Stated problem.
The required output is the line that contains "Give me a plain-text" plus every line after it in the listing below, copied exactly as it appears.

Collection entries
==================================================
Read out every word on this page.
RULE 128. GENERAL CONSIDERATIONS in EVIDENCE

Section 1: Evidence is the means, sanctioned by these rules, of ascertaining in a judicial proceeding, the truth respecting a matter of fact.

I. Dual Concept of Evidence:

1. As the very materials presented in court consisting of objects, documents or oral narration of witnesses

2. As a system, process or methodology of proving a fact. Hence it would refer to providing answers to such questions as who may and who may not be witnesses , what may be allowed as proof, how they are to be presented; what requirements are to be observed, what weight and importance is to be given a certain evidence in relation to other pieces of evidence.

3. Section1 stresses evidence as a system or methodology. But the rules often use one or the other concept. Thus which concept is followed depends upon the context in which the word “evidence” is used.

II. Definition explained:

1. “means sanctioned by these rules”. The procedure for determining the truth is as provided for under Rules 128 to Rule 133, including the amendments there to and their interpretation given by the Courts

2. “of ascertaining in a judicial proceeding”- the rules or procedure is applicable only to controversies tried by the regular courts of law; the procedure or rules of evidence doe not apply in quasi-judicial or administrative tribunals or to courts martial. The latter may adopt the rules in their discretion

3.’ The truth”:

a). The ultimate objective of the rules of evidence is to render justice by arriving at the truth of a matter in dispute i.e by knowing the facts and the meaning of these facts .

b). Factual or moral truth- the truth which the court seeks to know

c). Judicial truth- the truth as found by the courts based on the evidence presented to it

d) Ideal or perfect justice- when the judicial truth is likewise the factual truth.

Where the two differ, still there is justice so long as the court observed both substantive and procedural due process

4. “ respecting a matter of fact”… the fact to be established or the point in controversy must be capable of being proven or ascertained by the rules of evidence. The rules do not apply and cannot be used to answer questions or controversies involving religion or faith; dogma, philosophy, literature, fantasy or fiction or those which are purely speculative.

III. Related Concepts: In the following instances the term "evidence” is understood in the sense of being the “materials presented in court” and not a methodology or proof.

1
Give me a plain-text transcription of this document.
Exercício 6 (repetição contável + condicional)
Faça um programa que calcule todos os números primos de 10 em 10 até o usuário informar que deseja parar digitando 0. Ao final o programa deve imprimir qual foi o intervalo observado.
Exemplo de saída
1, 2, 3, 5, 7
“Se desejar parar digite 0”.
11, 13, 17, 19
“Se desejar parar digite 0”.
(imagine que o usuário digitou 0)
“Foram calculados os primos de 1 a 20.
==================================================
Result of this exercise.
Give me a plain-text transcription of this document.
Exercício 6 (repetição contável + condicional)
Faça um programa que calcule todos os números primos de 10 em 10 até o usuário informar que deseja parar digitando 0. Ao final o programa deve imprimir qual foi o intervalo observado.
Exemplo de saída
1, 2, 3, 5, 7
“Se desejar parar digite 0”.
11, 13, 17, 19
“Se desejar parar digite 0”.
(imagine que o usuário digitou 0)
“Foram calculados os primos de 1 a 20.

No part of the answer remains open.